(Listed entries)
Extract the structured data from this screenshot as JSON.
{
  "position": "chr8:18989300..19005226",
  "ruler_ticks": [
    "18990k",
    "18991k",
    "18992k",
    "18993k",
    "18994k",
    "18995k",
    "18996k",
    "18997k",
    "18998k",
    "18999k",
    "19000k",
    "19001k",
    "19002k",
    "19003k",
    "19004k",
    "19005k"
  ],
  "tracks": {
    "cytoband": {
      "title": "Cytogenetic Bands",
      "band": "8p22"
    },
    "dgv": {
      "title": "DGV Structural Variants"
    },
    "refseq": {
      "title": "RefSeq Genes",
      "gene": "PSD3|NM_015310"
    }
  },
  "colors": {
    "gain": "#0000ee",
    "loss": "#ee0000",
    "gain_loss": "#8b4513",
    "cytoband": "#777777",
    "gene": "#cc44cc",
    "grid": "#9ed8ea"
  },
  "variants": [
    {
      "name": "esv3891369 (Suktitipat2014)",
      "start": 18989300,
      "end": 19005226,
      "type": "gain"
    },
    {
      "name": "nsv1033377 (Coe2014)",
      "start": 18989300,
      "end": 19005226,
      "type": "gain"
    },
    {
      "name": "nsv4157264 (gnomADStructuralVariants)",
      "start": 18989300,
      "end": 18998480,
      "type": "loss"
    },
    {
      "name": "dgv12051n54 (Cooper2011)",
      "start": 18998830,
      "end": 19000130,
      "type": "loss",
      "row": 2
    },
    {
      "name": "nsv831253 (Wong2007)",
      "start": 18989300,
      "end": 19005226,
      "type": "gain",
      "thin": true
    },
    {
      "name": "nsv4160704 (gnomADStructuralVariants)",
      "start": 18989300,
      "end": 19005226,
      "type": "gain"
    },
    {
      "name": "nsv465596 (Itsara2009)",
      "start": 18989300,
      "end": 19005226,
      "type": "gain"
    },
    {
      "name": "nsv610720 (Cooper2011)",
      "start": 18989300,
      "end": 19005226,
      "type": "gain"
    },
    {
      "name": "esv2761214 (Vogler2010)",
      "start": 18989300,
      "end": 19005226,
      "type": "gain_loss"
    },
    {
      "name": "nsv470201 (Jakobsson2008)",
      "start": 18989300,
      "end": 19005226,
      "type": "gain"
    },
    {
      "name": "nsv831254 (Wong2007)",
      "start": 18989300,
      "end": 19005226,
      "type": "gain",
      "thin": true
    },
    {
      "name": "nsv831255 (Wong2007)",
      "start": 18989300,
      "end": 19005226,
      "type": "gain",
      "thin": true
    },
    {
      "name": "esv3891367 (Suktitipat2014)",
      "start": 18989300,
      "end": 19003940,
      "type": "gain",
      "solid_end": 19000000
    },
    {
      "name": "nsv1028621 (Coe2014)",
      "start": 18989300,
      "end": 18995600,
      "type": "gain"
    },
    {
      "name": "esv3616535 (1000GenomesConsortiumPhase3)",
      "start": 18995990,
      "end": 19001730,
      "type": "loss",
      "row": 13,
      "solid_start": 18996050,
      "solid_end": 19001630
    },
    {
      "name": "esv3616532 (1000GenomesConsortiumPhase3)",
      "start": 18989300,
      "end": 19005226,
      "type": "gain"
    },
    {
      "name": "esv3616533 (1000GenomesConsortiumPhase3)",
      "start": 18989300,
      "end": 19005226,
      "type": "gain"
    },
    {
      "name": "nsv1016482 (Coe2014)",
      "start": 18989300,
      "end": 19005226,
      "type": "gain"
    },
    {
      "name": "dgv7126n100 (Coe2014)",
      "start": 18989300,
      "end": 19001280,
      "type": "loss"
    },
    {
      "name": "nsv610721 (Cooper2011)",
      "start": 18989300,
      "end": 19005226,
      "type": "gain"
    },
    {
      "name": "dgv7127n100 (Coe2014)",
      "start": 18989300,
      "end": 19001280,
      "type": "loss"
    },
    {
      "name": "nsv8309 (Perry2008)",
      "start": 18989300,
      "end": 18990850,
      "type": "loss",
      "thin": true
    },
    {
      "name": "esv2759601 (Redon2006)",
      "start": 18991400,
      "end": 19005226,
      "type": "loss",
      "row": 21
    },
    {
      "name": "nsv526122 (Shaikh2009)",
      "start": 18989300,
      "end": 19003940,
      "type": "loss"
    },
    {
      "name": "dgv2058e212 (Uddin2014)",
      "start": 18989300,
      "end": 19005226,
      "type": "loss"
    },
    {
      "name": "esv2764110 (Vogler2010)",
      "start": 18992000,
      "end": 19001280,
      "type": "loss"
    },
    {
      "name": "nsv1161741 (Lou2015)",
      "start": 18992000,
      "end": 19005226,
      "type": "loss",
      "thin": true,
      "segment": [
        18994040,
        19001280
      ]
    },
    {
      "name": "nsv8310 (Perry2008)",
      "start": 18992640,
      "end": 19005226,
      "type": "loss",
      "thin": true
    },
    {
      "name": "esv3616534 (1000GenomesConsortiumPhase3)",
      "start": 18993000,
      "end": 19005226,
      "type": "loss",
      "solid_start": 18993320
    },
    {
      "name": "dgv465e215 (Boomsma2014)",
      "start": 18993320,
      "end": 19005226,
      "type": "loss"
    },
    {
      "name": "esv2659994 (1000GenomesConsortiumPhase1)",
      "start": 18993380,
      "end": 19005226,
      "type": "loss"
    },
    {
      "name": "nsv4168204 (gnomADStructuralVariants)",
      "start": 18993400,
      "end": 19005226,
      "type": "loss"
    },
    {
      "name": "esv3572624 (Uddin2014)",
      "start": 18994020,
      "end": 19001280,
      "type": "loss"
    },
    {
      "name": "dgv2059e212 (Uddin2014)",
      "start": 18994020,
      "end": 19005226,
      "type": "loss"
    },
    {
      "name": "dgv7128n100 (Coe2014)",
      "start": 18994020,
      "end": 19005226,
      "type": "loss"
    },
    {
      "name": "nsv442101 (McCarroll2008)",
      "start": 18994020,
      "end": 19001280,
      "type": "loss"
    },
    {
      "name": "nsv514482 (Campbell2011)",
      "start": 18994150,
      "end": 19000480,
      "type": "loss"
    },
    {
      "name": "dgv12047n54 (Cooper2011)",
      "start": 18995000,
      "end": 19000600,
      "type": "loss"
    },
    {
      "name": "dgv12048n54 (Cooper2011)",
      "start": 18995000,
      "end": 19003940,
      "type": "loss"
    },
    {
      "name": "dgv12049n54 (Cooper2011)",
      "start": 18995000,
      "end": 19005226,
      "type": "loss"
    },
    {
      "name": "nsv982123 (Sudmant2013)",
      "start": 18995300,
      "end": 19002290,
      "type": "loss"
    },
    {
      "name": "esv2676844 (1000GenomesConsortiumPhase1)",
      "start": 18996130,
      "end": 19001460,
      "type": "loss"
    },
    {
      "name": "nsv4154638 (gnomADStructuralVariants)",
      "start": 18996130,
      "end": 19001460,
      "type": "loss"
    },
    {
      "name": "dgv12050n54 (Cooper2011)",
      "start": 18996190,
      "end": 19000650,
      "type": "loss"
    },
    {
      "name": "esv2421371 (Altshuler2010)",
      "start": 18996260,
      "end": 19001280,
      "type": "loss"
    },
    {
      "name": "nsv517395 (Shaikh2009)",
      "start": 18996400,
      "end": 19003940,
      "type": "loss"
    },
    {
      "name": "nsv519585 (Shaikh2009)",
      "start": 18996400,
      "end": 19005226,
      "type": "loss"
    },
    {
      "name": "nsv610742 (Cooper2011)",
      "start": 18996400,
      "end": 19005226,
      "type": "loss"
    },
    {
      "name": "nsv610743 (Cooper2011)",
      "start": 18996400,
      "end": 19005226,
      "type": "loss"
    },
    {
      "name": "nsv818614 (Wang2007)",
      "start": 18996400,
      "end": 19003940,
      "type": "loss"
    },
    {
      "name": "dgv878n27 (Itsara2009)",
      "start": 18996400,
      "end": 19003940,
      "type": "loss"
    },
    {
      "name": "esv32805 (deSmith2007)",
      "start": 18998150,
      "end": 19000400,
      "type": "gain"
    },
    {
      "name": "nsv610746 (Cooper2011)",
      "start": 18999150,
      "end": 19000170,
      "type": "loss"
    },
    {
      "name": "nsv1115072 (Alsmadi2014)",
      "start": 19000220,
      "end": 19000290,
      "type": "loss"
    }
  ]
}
(End Listed entries)
(Listed entries)
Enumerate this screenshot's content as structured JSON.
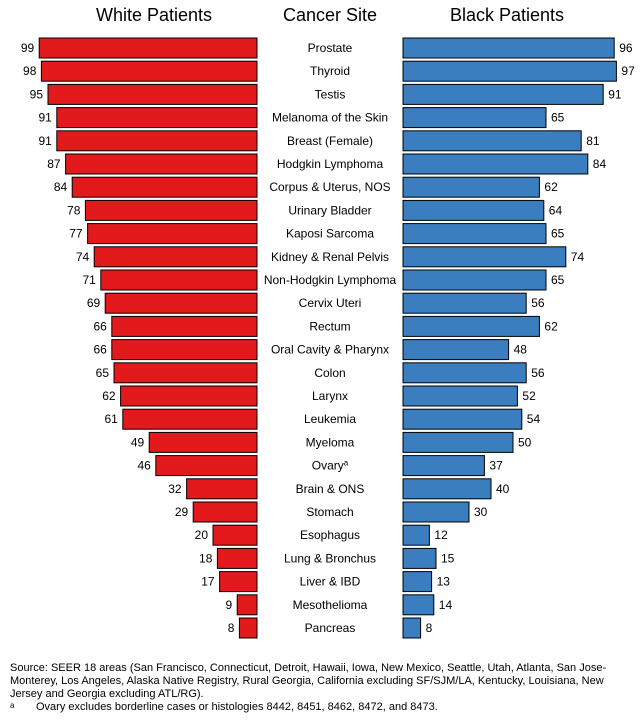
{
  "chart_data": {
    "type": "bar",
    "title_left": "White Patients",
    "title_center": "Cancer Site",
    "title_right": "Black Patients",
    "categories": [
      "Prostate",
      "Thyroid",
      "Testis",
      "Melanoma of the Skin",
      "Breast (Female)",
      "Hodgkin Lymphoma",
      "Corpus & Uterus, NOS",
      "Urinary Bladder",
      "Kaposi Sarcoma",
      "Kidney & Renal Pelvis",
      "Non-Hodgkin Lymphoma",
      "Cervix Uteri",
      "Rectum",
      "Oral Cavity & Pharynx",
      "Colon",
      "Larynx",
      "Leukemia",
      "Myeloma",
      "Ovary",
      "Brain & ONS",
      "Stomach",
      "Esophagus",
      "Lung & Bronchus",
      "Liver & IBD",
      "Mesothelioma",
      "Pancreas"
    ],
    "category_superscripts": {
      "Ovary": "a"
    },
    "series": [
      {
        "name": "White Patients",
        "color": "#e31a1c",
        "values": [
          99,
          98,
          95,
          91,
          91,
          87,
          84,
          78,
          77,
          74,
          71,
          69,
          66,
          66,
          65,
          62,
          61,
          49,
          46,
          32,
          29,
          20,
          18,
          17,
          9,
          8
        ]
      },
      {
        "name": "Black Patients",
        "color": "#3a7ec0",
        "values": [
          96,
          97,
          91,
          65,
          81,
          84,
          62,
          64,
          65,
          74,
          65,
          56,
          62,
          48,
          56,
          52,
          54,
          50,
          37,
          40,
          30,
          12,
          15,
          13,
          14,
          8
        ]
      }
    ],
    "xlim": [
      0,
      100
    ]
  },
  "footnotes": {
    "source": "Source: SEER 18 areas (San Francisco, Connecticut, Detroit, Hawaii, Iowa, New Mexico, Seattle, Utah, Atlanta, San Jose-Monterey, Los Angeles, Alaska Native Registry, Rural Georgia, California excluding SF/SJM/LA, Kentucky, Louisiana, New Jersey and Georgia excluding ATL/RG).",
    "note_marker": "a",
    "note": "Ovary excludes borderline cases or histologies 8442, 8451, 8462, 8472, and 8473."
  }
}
(End Listed entries)
Task objective.
Search the material above for the string "screenshot". Show every line that holds it.

Exercise answer.
Extract the structured data from this screenshot as JSON.
Enumerate this screenshot's content as structured JSON.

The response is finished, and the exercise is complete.